** BEGIN PROVIDED ENTRIES **

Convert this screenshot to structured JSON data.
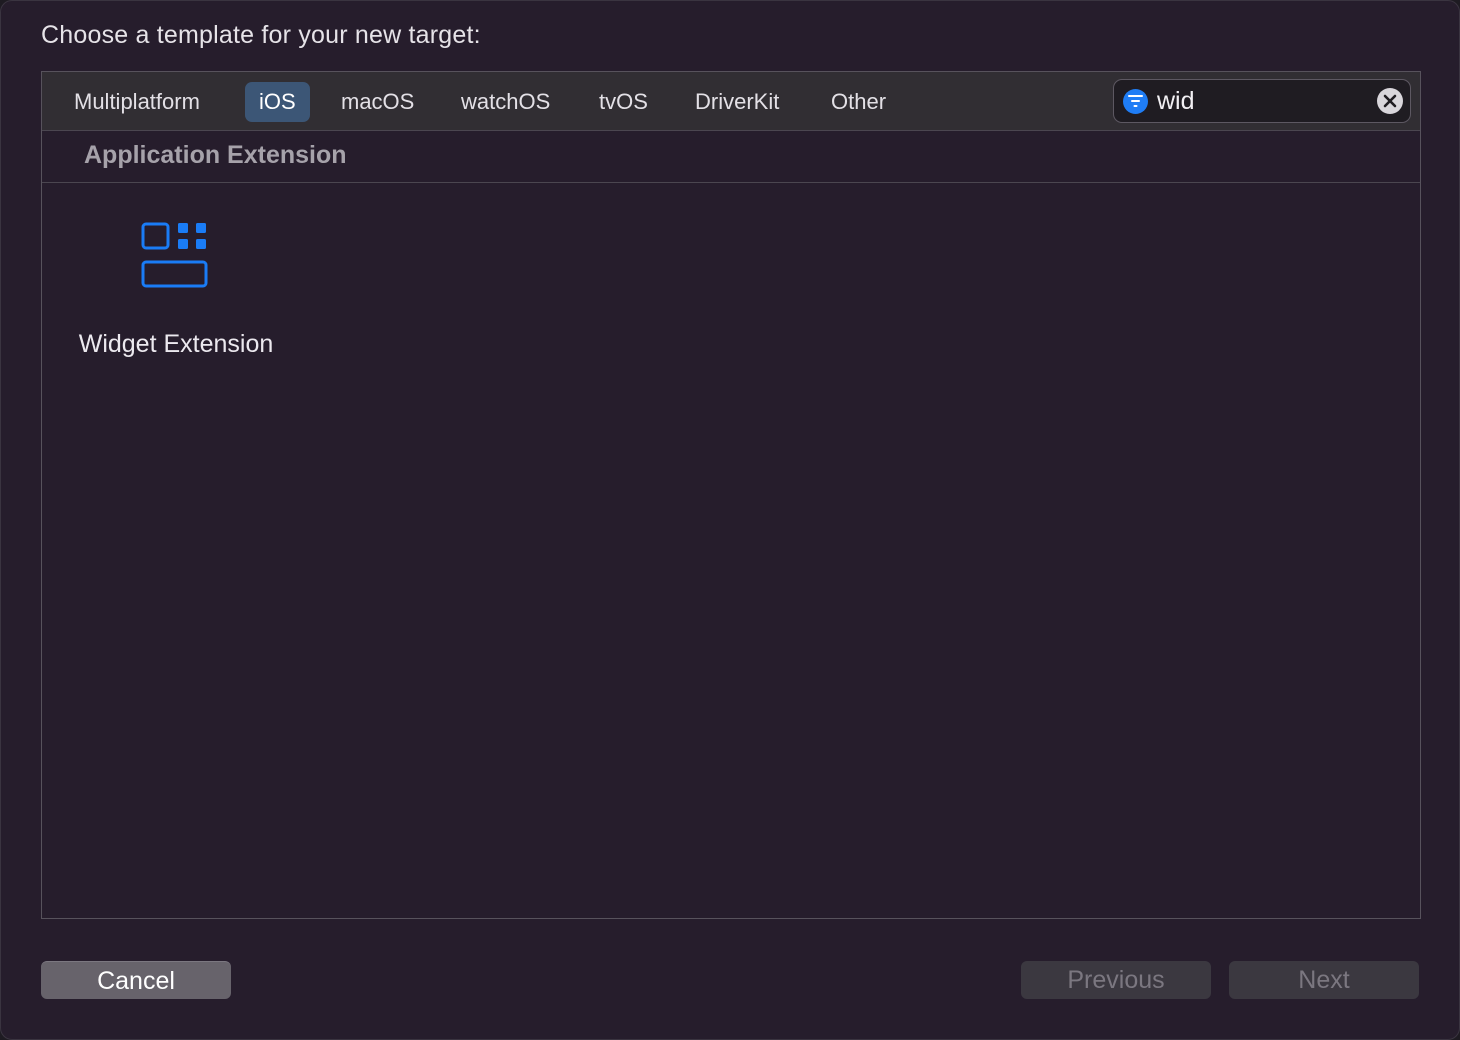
{
  "prompt": "Choose a template for your new target:",
  "tabs": [
    {
      "label": "Multiplatform",
      "selected": false
    },
    {
      "label": "iOS",
      "selected": true
    },
    {
      "label": "macOS",
      "selected": false
    },
    {
      "label": "watchOS",
      "selected": false
    },
    {
      "label": "tvOS",
      "selected": false
    },
    {
      "label": "DriverKit",
      "selected": false
    },
    {
      "label": "Other",
      "selected": false
    }
  ],
  "search": {
    "value": "wid",
    "filter_icon": "filter-icon",
    "clear_icon": "clear-icon"
  },
  "section": {
    "title": "Application Extension"
  },
  "templates": [
    {
      "label": "Widget Extension",
      "icon": "widget-icon"
    }
  ],
  "buttons": {
    "cancel": "Cancel",
    "previous": "Previous",
    "next": "Next"
  },
  "colors": {
    "accent": "#1f7df5",
    "selected_tab": "#3c5676",
    "background": "#261d2c"
  }
}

** END PROVIDED ENTRIES **

WRITTEN PROBLEM:
Write the lines above out again exactly, without any of their pictures.

OUTPUT FOR THIS EXERCISE:
Convert this screenshot to structured JSON data.
{
  "prompt": "Choose a template for your new target:",
  "tabs": [
    {
      "label": "Multiplatform",
      "selected": false
    },
    {
      "label": "iOS",
      "selected": true
    },
    {
      "label": "macOS",
      "selected": false
    },
    {
      "label": "watchOS",
      "selected": false
    },
    {
      "label": "tvOS",
      "selected": false
    },
    {
      "label": "DriverKit",
      "selected": false
    },
    {
      "label": "Other",
      "selected": false
    }
  ],
  "search": {
    "value": "wid",
    "filter_icon": "filter-icon",
    "clear_icon": "clear-icon"
  },
  "section": {
    "title": "Application Extension"
  },
  "templates": [
    {
      "label": "Widget Extension",
      "icon": "widget-icon"
    }
  ],
  "buttons": {
    "cancel": "Cancel",
    "previous": "Previous",
    "next": "Next"
  },
  "colors": {
    "accent": "#1f7df5",
    "selected_tab": "#3c5676",
    "background": "#261d2c"
  }
}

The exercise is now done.